15 The sword is on the outside, and plague and famine are inside the building. Those who are in the field will die by the sword, while famine and plague will consume those in the city.
Het zwaard is buiten, en de pest, en de honger van binnen; die op het veld is, zal door het zwaard sterven, en die in de stad is, dien zal de honger en de pest verteren.
16 But some survivors will escape from among them, and they will go to the mountains. Like doves of the valleys, all of them will moan—each man for his iniquity.
En hun ontkomenden zullen wel ontkomen, maar zij zullen op de bergen zijn, zij allen zullen zijn gelijk duiven der dalen, kermende, een ieder om zijn ongerechtigheid.
17 Every hand will falter and every knee will be weak as water,
Alle handen zullen slap worden, en alle knieen zullen henenvlieten als water.
18 and they will wear sackcloth, and terror will cover them; and shame will be on every face, and baldness on all of their heads.
Ook zullen zij zakken aangorden, gruwen zal ze bedekken, en over alle aangezichten zal schaamte wezen, en op al hun hoofden kaalheid.
19 They will throw their silver into the streets and their gold will be like refuse. Their silver and their gold will not be able to rescue them in the day of Yahweh's rage. Their lives will not be saved, and their hunger will not be satisfied, because their iniquity has become a stumbling block.
Zij zullen hun zilver op de straten werpen, en hun goud zal tot onreinigheid zijn; hun zilver en hun goud zal hen niet kunnen uithelpen ten dage der verbolgenheid des HEEREN; hun ziel zullen zij niet verzadigen, en hun ingewanden zullen zij niet vullen; want het zal de aanstoot hunner ongerechtigheid zijn.
20 In their pride they took the beauty of his jeweled ornaments, and with them they made their idolatrous figures, and their detestable things. Therefore, I am turning these into an unclean thing to them.
^^^^
Assignment 1
Reproduce the part of the Ezekiel passage that begins with the words containing "Het zwaard is" and ends with "of their heads.".
Assignment 2
Using only the English lines of the Ezekiel passage, decide whether each statement agrees with it, and answer yes or no with the deciding words quoted exactly. (a) Those in the field will die by the sword. (b) The survivors will go down to the valleys. (c) Their silver and gold will rescue them in the day of Yahweh's rage.
Assignment 3
List every verse number in the English lines of the Ezekiel passage.
The data after this passage have no connection to it.
^^^^
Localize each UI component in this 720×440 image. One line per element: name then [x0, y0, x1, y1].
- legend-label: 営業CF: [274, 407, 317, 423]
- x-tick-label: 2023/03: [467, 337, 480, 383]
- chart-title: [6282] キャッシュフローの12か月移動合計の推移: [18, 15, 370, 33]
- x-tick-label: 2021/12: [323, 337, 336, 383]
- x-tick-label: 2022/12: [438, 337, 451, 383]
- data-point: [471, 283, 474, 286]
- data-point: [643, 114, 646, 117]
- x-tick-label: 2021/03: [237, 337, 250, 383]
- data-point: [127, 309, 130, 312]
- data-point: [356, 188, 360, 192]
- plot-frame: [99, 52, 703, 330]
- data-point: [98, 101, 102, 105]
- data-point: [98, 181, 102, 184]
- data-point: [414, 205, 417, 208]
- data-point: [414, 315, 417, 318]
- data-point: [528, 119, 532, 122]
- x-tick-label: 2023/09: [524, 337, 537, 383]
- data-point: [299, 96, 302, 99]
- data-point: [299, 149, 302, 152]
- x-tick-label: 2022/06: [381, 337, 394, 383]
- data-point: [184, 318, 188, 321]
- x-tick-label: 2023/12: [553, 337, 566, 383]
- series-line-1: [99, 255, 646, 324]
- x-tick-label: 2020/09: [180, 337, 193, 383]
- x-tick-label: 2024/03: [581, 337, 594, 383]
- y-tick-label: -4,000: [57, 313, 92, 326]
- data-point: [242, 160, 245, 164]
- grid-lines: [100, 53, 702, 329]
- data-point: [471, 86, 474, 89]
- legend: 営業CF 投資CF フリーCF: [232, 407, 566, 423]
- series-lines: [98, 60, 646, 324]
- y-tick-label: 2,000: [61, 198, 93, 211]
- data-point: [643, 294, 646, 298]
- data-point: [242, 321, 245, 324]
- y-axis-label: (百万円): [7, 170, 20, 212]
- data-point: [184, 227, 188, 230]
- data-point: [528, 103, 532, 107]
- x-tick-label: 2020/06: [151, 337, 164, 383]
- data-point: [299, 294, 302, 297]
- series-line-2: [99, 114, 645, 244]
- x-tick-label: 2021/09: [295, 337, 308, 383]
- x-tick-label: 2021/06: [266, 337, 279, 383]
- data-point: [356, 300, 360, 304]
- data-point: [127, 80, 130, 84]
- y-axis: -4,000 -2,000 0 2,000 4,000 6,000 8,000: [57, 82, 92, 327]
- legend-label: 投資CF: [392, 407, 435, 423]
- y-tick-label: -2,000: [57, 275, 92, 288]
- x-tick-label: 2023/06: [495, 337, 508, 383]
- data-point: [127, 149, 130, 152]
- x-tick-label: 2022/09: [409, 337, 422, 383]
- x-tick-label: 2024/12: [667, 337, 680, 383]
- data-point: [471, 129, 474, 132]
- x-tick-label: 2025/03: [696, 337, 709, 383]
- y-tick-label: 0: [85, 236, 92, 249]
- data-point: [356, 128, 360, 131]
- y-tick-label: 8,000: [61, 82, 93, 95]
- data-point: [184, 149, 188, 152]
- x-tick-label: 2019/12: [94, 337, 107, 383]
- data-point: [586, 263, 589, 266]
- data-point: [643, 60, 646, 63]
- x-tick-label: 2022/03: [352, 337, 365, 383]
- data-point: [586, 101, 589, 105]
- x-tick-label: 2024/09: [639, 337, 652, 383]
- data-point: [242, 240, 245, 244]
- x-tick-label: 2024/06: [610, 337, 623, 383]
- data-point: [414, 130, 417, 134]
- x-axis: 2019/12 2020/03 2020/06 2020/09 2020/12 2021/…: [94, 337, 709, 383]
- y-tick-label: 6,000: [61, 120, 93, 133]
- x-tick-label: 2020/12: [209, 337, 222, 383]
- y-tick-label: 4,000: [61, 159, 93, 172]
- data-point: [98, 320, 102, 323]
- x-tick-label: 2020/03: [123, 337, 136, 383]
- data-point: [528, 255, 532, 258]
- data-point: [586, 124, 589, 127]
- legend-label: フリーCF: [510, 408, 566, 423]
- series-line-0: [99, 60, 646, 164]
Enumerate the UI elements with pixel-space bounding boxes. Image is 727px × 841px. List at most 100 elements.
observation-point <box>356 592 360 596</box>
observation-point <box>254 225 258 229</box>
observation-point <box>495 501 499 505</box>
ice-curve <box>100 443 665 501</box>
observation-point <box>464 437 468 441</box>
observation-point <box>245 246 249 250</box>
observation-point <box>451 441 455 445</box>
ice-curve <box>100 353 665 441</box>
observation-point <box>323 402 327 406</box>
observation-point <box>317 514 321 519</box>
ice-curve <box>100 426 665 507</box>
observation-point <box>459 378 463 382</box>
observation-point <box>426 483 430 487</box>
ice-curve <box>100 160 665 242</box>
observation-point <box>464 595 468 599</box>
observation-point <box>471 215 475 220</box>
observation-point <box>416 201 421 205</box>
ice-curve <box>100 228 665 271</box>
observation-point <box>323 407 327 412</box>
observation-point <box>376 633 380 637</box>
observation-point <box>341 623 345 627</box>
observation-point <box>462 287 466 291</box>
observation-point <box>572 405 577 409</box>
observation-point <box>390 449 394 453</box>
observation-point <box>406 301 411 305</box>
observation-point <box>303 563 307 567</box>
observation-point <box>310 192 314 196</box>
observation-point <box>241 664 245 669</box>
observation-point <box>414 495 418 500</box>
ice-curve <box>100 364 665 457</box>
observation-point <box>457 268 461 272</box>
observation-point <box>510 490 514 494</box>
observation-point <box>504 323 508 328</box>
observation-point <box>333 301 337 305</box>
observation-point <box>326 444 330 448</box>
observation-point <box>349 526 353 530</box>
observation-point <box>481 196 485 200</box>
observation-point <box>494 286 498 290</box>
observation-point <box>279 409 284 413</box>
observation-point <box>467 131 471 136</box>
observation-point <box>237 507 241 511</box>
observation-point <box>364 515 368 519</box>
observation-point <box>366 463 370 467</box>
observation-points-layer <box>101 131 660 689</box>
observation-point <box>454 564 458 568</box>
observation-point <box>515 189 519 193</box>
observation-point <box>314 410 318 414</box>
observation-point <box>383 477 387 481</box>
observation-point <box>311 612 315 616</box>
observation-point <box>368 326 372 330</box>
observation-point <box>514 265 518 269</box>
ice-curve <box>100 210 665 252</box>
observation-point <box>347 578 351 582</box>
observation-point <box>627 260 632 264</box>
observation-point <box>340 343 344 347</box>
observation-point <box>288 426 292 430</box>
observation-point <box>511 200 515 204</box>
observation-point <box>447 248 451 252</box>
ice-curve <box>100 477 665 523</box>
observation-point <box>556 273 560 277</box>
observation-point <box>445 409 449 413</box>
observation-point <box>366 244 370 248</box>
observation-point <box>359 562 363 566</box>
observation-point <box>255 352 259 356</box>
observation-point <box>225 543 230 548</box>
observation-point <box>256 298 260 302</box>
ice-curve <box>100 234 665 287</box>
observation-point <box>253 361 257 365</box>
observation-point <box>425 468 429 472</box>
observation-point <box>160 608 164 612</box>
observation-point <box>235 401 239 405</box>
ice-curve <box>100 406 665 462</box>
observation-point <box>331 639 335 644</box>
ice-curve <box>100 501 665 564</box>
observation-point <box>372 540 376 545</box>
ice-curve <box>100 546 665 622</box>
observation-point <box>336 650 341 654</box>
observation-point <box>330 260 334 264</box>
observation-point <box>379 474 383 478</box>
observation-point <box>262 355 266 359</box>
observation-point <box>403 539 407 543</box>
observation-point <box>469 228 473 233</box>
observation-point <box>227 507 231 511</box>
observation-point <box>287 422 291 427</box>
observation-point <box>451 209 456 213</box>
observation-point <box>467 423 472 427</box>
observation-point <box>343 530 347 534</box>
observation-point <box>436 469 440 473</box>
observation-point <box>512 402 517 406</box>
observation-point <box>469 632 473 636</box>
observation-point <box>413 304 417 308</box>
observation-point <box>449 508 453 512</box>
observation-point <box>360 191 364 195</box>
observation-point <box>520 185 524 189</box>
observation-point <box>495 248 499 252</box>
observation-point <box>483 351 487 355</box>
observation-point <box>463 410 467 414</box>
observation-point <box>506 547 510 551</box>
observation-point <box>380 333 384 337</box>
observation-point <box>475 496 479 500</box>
^^^^
Result 1
Het zwaard is buiten, en de pest, en de honger van binnen; die op het veld is, zal door het zwaard sterven, en die in de stad is, dien zal de honger en de pest verteren.
16 But some survivors will escape from among them, and they will go to the mountains. Like doves of the valleys, all of them will moan—each man for his iniquity.
En hun ontkomenden zullen wel ontkomen, maar zij zullen op de bergen zijn, zij allen zullen zijn gelijk duiven der dalen, kermende, een ieder om zijn ongerechtigheid.
17 Every hand will falter and every knee will be weak as water,
Alle handen zullen slap worden, en alle knieen zullen henenvlieten als water.
18 and they will wear sackcloth, and terror will cover them; and shame will be on every face, and baldness on all of their heads.

Result 2
(a) Yes: "Those who are in the field will die by the sword"
(b) No: "they will go to the mountains"
(c) No: "Their silver and their gold will not be able to rescue them in the day of Yahweh's rage."

Result 3
15, 16, 17, 18, 19, 20